▶ Written task
Reply with one number: the count of lines in the data that hold the string "threshold".
..........
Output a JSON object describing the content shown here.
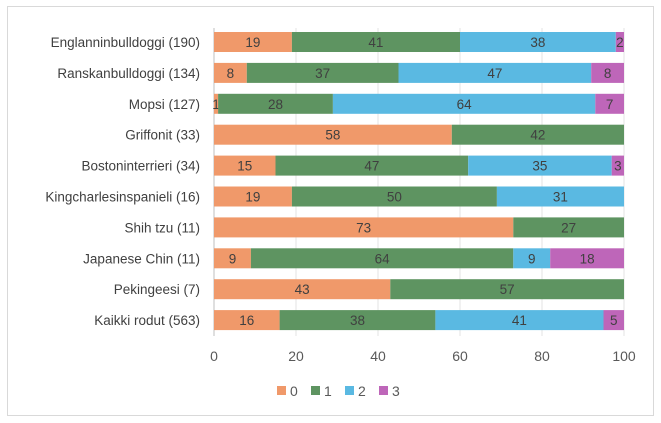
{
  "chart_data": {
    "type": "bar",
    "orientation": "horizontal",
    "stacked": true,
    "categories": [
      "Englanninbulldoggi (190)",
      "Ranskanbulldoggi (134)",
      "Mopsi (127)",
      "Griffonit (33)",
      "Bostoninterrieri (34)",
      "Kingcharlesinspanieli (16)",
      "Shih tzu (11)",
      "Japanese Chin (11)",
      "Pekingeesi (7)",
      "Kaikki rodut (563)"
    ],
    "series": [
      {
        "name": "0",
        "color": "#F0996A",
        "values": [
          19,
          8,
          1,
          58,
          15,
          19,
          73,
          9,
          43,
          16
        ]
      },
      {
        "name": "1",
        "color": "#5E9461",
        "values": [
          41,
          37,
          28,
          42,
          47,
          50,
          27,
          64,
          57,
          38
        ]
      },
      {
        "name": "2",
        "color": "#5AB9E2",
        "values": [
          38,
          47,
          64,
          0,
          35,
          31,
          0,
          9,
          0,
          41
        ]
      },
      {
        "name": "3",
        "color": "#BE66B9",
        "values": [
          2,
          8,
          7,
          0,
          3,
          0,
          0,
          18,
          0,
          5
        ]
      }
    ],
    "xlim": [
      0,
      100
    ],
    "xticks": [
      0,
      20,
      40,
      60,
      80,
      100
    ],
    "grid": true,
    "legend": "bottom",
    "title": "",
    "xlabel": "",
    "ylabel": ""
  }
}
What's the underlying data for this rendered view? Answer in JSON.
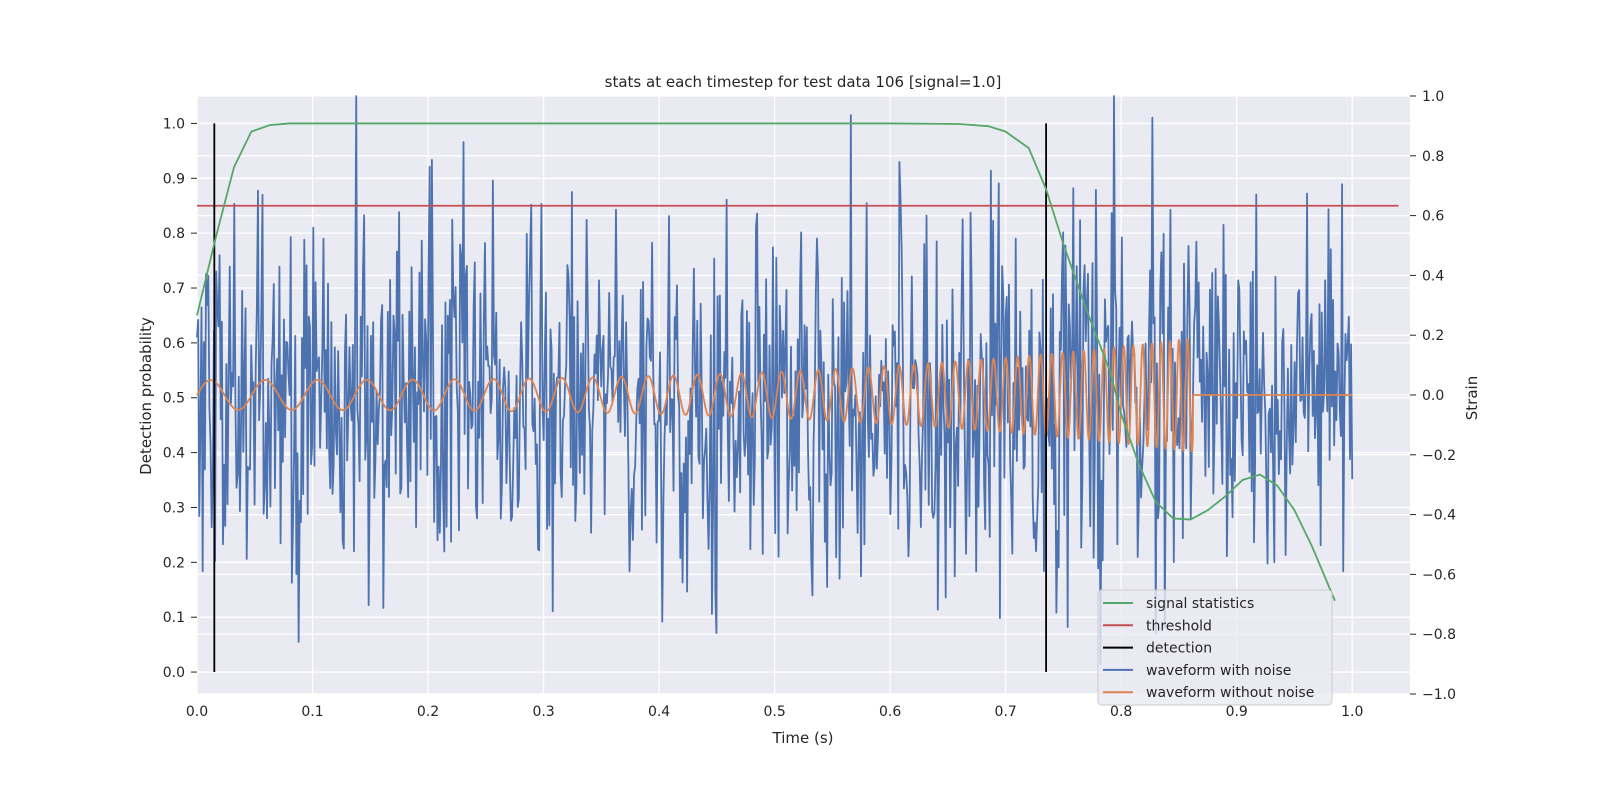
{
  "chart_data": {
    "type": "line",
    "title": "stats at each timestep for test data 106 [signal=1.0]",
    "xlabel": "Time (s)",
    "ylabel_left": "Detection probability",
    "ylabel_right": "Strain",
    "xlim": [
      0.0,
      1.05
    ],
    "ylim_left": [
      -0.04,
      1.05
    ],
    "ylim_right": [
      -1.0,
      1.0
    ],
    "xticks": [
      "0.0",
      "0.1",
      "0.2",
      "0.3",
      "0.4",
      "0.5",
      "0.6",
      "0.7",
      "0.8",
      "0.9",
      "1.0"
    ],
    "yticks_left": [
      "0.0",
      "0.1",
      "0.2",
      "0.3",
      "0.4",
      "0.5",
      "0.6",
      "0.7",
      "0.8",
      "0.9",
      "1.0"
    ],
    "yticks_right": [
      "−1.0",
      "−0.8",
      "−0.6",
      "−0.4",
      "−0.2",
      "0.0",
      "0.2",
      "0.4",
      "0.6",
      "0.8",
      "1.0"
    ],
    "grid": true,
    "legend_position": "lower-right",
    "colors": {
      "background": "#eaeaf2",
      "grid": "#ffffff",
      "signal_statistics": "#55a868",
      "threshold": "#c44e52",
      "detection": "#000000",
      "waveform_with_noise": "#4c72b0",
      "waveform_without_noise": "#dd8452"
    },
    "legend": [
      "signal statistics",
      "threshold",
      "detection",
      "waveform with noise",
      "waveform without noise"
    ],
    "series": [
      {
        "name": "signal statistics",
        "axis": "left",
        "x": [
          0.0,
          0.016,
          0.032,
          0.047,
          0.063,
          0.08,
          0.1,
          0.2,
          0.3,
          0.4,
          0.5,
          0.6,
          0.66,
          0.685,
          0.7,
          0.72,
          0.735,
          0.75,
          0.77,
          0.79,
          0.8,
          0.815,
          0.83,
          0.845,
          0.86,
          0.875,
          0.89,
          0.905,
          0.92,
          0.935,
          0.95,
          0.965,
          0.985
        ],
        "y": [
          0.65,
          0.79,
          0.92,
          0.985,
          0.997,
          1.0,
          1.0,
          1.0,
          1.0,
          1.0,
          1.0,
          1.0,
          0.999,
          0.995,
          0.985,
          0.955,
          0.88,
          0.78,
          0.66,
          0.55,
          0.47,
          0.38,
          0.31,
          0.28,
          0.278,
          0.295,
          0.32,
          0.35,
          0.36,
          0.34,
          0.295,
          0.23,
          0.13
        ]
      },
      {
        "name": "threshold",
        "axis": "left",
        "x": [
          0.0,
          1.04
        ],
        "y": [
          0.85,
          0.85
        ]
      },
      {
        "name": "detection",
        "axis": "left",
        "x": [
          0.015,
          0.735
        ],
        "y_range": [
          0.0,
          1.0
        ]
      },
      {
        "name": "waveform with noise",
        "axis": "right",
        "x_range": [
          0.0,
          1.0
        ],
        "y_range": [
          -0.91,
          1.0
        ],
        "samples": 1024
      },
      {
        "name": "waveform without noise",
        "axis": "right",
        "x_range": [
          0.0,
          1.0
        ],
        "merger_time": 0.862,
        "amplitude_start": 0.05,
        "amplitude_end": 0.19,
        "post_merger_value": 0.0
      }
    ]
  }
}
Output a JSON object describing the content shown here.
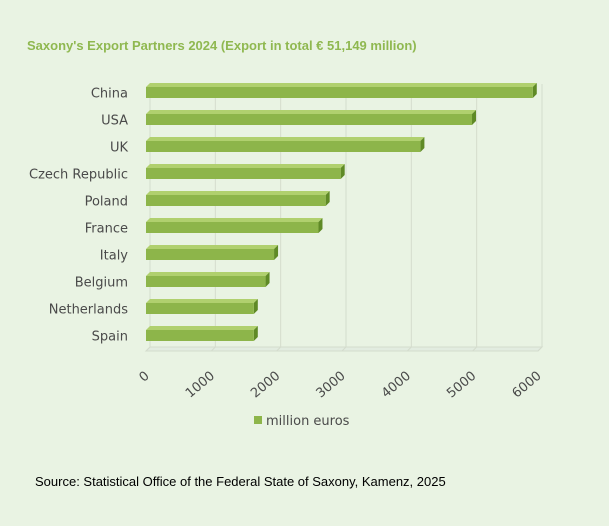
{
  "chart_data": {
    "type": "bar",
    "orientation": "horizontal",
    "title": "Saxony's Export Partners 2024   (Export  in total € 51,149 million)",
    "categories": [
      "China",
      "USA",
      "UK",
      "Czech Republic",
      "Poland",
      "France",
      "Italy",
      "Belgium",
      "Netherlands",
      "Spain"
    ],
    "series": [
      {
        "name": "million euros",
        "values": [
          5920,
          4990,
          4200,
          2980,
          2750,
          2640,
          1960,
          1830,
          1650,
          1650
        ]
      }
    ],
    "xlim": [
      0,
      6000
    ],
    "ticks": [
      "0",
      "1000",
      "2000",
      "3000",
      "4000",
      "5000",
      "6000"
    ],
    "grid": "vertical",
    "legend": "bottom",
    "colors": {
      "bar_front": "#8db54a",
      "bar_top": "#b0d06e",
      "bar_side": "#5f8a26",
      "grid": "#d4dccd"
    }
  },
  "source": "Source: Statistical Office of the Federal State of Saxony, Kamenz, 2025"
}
..........
▶ Task output
3